* SUPPLIED MATERIAL *
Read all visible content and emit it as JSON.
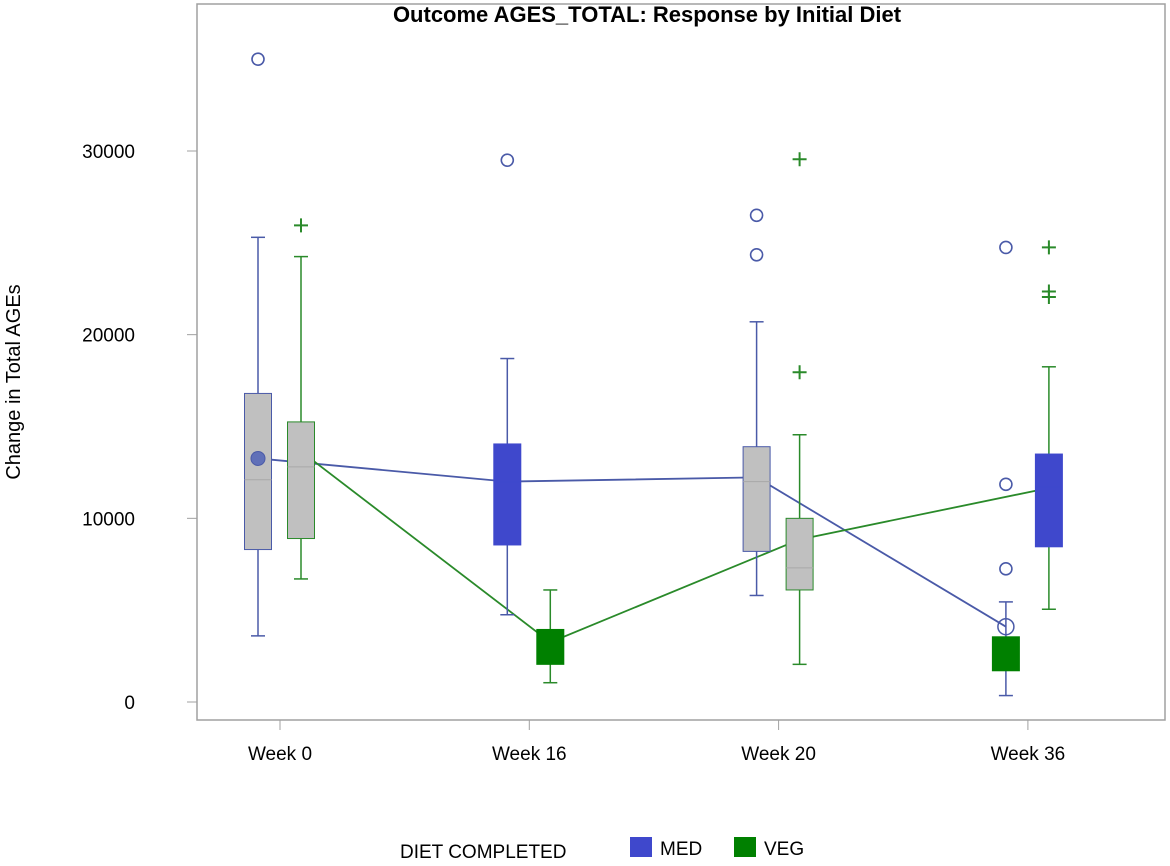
{
  "chart_data": {
    "type": "box",
    "title": "Outcome AGES_TOTAL: Response by Initial Diet",
    "xlabel": "",
    "ylabel": "Change in Total AGEs",
    "categories": [
      "Week 0",
      "Week 16",
      "Week 20",
      "Week 36"
    ],
    "ylim": [
      -1000,
      38000
    ],
    "yticks": [
      0,
      10000,
      20000,
      30000
    ],
    "ytick_labels": [
      "0",
      "10000",
      "20000",
      "30000"
    ],
    "grid": false,
    "legend": {
      "title": "DIET COMPLETED",
      "placement": "bottom",
      "entries": [
        {
          "label": "MED",
          "color": "#3f48cc"
        },
        {
          "label": "VEG",
          "color": "#008000"
        }
      ]
    },
    "colors": {
      "MED_line": "#4a5aa8",
      "VEG_line": "#2a8a2a",
      "gray_fill": "#c0c0c0",
      "MED_fill": "#3f48cc",
      "VEG_fill": "#008000"
    },
    "series": [
      {
        "name": "MED",
        "boxes": [
          {
            "category": "Week 0",
            "min": 3600,
            "q1": 8300,
            "median": 12100,
            "q3": 16800,
            "max": 25300,
            "mean": 13260,
            "outliers": [
              35000
            ],
            "fill": "#c0c0c0"
          },
          {
            "category": "Week 16",
            "min": 4750,
            "q1": 8550,
            "median": 12000,
            "q3": 14050,
            "max": 18700,
            "mean": 12000,
            "outliers": [
              29500
            ],
            "fill": "#3f48cc"
          },
          {
            "category": "Week 20",
            "min": 5800,
            "q1": 8200,
            "median": 12000,
            "q3": 13900,
            "max": 20700,
            "mean": 12230,
            "outliers": [
              26500,
              24350
            ],
            "fill": "#c0c0c0"
          },
          {
            "category": "Week 36",
            "min": 350,
            "q1": 1700,
            "median": 2700,
            "q3": 3550,
            "max": 5450,
            "mean": 4100,
            "outliers": [
              24750,
              11850,
              7250
            ],
            "fill": "#008000"
          }
        ]
      },
      {
        "name": "VEG",
        "boxes": [
          {
            "category": "Week 0",
            "min": 6700,
            "q1": 8900,
            "median": 12800,
            "q3": 15250,
            "max": 24250,
            "mean": 13650,
            "outliers": [
              25950
            ],
            "fill": "#c0c0c0"
          },
          {
            "category": "Week 16",
            "min": 1050,
            "q1": 2050,
            "median": 3250,
            "q3": 3950,
            "max": 6100,
            "mean": 3250,
            "outliers": [],
            "fill": "#008000"
          },
          {
            "category": "Week 20",
            "min": 2050,
            "q1": 6100,
            "median": 7300,
            "q3": 10000,
            "max": 14550,
            "mean": 8850,
            "outliers": [
              29550,
              17950
            ],
            "fill": "#c0c0c0"
          },
          {
            "category": "Week 36",
            "min": 5050,
            "q1": 8450,
            "median": 11700,
            "q3": 13500,
            "max": 18250,
            "mean": 11650,
            "outliers": [
              24750,
              22350,
              22050
            ],
            "fill": "#3f48cc"
          }
        ]
      }
    ]
  }
}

* WHAT TO PRODUCE *
Using the material above, retype each entry exactly and omit the pictures.

* WRITTEN SOLUTION *
Read all visible content and emit it as JSON.
{
  "chart_data": {
    "type": "box",
    "title": "Outcome AGES_TOTAL: Response by Initial Diet",
    "xlabel": "",
    "ylabel": "Change in Total AGEs",
    "categories": [
      "Week 0",
      "Week 16",
      "Week 20",
      "Week 36"
    ],
    "ylim": [
      -1000,
      38000
    ],
    "yticks": [
      0,
      10000,
      20000,
      30000
    ],
    "ytick_labels": [
      "0",
      "10000",
      "20000",
      "30000"
    ],
    "grid": false,
    "legend": {
      "title": "DIET COMPLETED",
      "placement": "bottom",
      "entries": [
        {
          "label": "MED",
          "color": "#3f48cc"
        },
        {
          "label": "VEG",
          "color": "#008000"
        }
      ]
    },
    "colors": {
      "MED_line": "#4a5aa8",
      "VEG_line": "#2a8a2a",
      "gray_fill": "#c0c0c0",
      "MED_fill": "#3f48cc",
      "VEG_fill": "#008000"
    },
    "series": [
      {
        "name": "MED",
        "boxes": [
          {
            "category": "Week 0",
            "min": 3600,
            "q1": 8300,
            "median": 12100,
            "q3": 16800,
            "max": 25300,
            "mean": 13260,
            "outliers": [
              35000
            ],
            "fill": "#c0c0c0"
          },
          {
            "category": "Week 16",
            "min": 4750,
            "q1": 8550,
            "median": 12000,
            "q3": 14050,
            "max": 18700,
            "mean": 12000,
            "outliers": [
              29500
            ],
            "fill": "#3f48cc"
          },
          {
            "category": "Week 20",
            "min": 5800,
            "q1": 8200,
            "median": 12000,
            "q3": 13900,
            "max": 20700,
            "mean": 12230,
            "outliers": [
              26500,
              24350
            ],
            "fill": "#c0c0c0"
          },
          {
            "category": "Week 36",
            "min": 350,
            "q1": 1700,
            "median": 2700,
            "q3": 3550,
            "max": 5450,
            "mean": 4100,
            "outliers": [
              24750,
              11850,
              7250
            ],
            "fill": "#008000"
          }
        ]
      },
      {
        "name": "VEG",
        "boxes": [
          {
            "category": "Week 0",
            "min": 6700,
            "q1": 8900,
            "median": 12800,
            "q3": 15250,
            "max": 24250,
            "mean": 13650,
            "outliers": [
              25950
            ],
            "fill": "#c0c0c0"
          },
          {
            "category": "Week 16",
            "min": 1050,
            "q1": 2050,
            "median": 3250,
            "q3": 3950,
            "max": 6100,
            "mean": 3250,
            "outliers": [],
            "fill": "#008000"
          },
          {
            "category": "Week 20",
            "min": 2050,
            "q1": 6100,
            "median": 7300,
            "q3": 10000,
            "max": 14550,
            "mean": 8850,
            "outliers": [
              29550,
              17950
            ],
            "fill": "#c0c0c0"
          },
          {
            "category": "Week 36",
            "min": 5050,
            "q1": 8450,
            "median": 11700,
            "q3": 13500,
            "max": 18250,
            "mean": 11650,
            "outliers": [
              24750,
              22350,
              22050
            ],
            "fill": "#3f48cc"
          }
        ]
      }
    ]
  }
}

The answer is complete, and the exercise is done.